# [Aşağıdakileri tamamlayın]
(a) Erdoğan'ın konuşmasını aktaran metinde "CHP ve MHP'ye eleştiriler yönelten Erdoğan" sözleriyle başlayan paragrafı, ana bilgileri koruyarak kısa bir madde listesine dönüştürün.
(b) Erdoğan'ın konuşmasını aktaran metni, son cümlesinden sonra aynı üslupla sürdürün.

# [Okuma metni]
↓↓↓
CHP ve MHP'ye eleştiriler yönelten Erdoğan şunları kaydetti; "CHP ve MHP her reformda milleti korkutmuşlardır. Şu anda da bir yetki karmaşasının olacağı yönünde propaganda yapıyorlar. Milletim buna itibar etmedi, etmiyor.Her vatandaşımın buna güvenmesini istiyorum. Seçilmiş bir cumhurbaşkanı ve seçilmiş bir başbakan Türkiye’yi asla geri götürmez tam tersine Türkiye'yi şaha kaldırır. Celal Bayar, doğrudan halk tarafından seçilmiş olmasa bile, o dönemki sistem gereğince Demokrat Parti'nin Cumhurbaşkanı olarak göreve gelmişti. Cumhurbaşkanlığında Celal Bayar, Başbakanlıkta Adnan Menderes, 10 yıllık süreçte, Türkiye'yi şaha kaldırdılar. Seçildiğimiz takdirde ülkenin Başbakanıyla, bakanlarıyla, tüm siyasi partileriyle uyum içinde, herkesle uyum içinde Türkiye’yi geleceğe taşıyacağız. Edirne'nin bir köyünde, Hakkari'de sorumluluğumuz nedir, bunu bileceğiz. Bugün nasıl bu hizmetleri götürüyorsak, yarın da aynı şekilde götüreceğiz. Çünkü biz devletin vitrinine vazo, saksı seçmiyoruz. Cumhurbaşkanı elbette devleti idare edecek, Başkomutan olacak. Ama gerektiğinde Cumhurbaşkanı Iğdır'ın köylerinin su sorunuyla da ilgilenecek, Yavuz Sultan Selim Köprüsü'yle de ilgilenecek, Çözüm Süreci'yle de, paralel yapısıyla da ilgilenecek. Biz hayatımızı millete hizmete adadık."
↑↑↑
# [Depolanmış veri kayıtları]
↓↓↓
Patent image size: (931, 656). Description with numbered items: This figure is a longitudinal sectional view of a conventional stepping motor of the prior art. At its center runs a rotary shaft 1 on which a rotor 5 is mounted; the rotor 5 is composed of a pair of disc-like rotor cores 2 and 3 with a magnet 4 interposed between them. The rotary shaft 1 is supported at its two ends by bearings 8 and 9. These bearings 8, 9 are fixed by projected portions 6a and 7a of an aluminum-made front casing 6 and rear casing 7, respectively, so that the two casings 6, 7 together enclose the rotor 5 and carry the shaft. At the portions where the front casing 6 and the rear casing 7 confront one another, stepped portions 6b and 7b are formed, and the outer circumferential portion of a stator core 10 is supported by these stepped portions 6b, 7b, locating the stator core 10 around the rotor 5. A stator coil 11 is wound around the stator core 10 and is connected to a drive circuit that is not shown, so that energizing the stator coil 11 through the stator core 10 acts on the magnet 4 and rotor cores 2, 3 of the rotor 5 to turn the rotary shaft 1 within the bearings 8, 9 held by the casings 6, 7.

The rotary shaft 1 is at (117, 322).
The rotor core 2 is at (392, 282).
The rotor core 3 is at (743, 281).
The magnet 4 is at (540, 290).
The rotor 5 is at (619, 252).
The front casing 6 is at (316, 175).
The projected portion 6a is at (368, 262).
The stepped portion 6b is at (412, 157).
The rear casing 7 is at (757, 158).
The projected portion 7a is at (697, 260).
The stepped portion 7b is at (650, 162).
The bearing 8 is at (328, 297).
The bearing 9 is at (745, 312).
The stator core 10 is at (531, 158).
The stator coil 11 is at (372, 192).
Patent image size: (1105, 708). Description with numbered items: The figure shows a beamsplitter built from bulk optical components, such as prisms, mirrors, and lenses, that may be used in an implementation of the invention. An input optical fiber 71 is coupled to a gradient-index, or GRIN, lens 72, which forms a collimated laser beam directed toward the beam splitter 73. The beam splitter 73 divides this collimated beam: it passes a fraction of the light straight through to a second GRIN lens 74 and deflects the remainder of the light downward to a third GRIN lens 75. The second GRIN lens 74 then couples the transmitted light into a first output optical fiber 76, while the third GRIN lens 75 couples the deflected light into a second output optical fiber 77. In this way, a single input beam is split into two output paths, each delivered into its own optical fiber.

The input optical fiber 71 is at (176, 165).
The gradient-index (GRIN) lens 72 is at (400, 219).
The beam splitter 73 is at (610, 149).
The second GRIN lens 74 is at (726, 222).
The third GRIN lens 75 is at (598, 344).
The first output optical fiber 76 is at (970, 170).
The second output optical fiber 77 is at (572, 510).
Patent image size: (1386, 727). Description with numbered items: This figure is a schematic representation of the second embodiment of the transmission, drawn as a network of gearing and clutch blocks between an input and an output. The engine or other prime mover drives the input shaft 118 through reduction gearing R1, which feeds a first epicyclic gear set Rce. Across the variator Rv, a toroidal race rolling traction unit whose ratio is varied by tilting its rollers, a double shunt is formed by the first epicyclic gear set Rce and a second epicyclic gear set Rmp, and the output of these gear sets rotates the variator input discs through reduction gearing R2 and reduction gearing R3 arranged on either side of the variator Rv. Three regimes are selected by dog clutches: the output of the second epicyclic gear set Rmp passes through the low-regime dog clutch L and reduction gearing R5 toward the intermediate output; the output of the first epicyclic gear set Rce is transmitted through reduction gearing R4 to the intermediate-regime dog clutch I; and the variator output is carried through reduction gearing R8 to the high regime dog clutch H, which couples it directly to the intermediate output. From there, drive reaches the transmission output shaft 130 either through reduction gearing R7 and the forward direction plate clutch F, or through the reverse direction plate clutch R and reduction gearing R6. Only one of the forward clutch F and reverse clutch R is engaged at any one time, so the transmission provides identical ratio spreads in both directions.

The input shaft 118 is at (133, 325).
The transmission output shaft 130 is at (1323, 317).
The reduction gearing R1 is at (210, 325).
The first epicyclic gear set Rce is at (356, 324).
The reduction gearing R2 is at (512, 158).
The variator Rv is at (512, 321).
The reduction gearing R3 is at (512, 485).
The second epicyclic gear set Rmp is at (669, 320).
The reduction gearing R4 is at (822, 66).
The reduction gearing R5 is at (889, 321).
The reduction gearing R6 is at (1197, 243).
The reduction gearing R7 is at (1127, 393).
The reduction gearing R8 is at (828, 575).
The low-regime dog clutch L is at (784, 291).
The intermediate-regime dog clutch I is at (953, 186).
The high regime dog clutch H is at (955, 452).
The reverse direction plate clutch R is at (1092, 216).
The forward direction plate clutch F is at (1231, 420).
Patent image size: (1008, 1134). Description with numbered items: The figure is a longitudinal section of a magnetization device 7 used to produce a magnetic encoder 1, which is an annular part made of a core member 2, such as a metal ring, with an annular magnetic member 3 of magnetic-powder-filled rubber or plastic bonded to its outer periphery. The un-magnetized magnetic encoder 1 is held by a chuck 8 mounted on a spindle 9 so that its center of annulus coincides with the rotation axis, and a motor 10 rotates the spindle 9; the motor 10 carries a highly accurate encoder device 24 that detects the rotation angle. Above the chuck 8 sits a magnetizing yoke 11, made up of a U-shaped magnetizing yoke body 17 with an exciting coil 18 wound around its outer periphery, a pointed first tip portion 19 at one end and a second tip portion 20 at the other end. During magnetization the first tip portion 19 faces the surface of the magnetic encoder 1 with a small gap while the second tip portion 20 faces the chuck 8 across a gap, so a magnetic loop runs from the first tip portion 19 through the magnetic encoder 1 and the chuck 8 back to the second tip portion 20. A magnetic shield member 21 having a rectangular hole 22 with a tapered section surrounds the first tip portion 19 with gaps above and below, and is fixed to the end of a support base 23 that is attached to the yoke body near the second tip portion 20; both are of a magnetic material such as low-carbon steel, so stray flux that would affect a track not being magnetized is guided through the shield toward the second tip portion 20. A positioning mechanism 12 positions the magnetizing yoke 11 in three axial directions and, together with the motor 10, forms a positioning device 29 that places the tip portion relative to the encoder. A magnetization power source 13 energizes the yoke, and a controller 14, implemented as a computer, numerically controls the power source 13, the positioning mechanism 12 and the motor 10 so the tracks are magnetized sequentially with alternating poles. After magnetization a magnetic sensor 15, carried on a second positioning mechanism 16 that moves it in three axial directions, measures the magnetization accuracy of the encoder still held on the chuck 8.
↑↑↑
# [Görev yanıtları]
(a)
- Erdoğan'a göre CHP ve MHP her reformda milleti korkuttu. Şimdi de yetki karmaşası çıkacağı yönünde propaganda yapıyorlar. Millet bu propagandaya itibar etmiyor.
- Seçilmiş bir cumhurbaşkanı ile seçilmiş bir başbakan Türkiye'yi geri götürmez, tersine şaha kaldırır.
- Celal Bayar, halk tarafından doğrudan seçilmese de dönemin sistemi gereği Demokrat Parti'nin Cumhurbaşkanı olarak göreve geldi. Bayar ile Başbakan Adnan Menderes, 10 yılda Türkiye'yi şaha kaldırdı.
- Erdoğan seçilirse Başbakan, bakanlar ve tüm siyasi partilerle uyum içinde çalışacaklarını söyledi. Edirne'nin bir köyünden Hakkari'ye kadar sorumluluklarını bileceklerini ve bugünkü hizmetleri yarın da sürdüreceklerini belirtti.
- "Devletin vitrinine vazo, saksı seçmiyoruz." Cumhurbaşkanı devleti idare edecek ve Başkomutan olacak. Gerektiğinde Iğdır köylerinin su sorunuyla, Yavuz Sultan Selim Köprüsü'yle, Çözüm Süreci'yle ve paralel yapıyla da ilgilenecek.
- Hayatlarını millete hizmete adadıklarını söyledi.

(b)
Başbakan Erdoğan, MHP lideri Bahçeli'ye yüklenerek; "10 Ağustos’taki seçimlerde AK Partililer kadar CHP’liler, MHP’liler ve diğer partilerden de oy alacağımıza yürekten inanıyoruz. Diğer partiler çıkardıkları adaylarla seçmenlerini tam bir hayal kırıklığına uğrattılar. Burada MHP'ye gönül vermiş seçmen kardeşlerime bir hususu hatırlatmak istiyorum. MHP bu genel başkan yönteminde tarihinin en kötü zamanlarını yaşadı ve yaşıyor. 1999'da tamemen pasif bir hükümet ortağı oldu, 3,5 yılda kaçtı gitti. MHP kendi iradesiyle hareket etmiyor. Şu anda MHP kendi iradesiyle hareket etmiyor. MHP, CHP’nin vagonu. Kendisine dayatılan seçeneğine kayıtsız şartsız itaat ediyor. Ülkücü camia içinde, Cumhurbaşkanı için aday olacak imse yok muydu? Bahçeli o kadar sıfat saydıktan sonra neden çıkıp kendisi aday olmuyor? O saydığı sıfatlara en layık kendisiydi. İzzetli bir mağlubiyet zelil bir galibiyetten iyidir bunu böyle bilin. Devlet Bahçeli aday olsaydı belki kazanamayacaklardı ama en azından izzetiyle kaybedeceklerdi.Erdoğan’a siz küfür edebilirsiniz ama Erdoğan’ın aldığı terbiye size aynı dile cevap vermeye müsade etmez."İnanıyorum ki MHP seçmeni, ihanet şebekelerinin, marjinal sol örgütlerin elinde oyuncak yapılan MHP yönetimine bu dersi verilecektir" ifadelerini kullandı.
Başbakan, istifa etmesi yönündeki eleştirileri yanıtlayarak; "Bir de tutturmuşlar 'Başbakan istifa etsin.' Bunlar Anayasa'yı da okumuyorlar. Bizim adaylığımızda Anayasa'ya uygundur. Hiç kimse komik arayışların içerisine girmesin" dedi.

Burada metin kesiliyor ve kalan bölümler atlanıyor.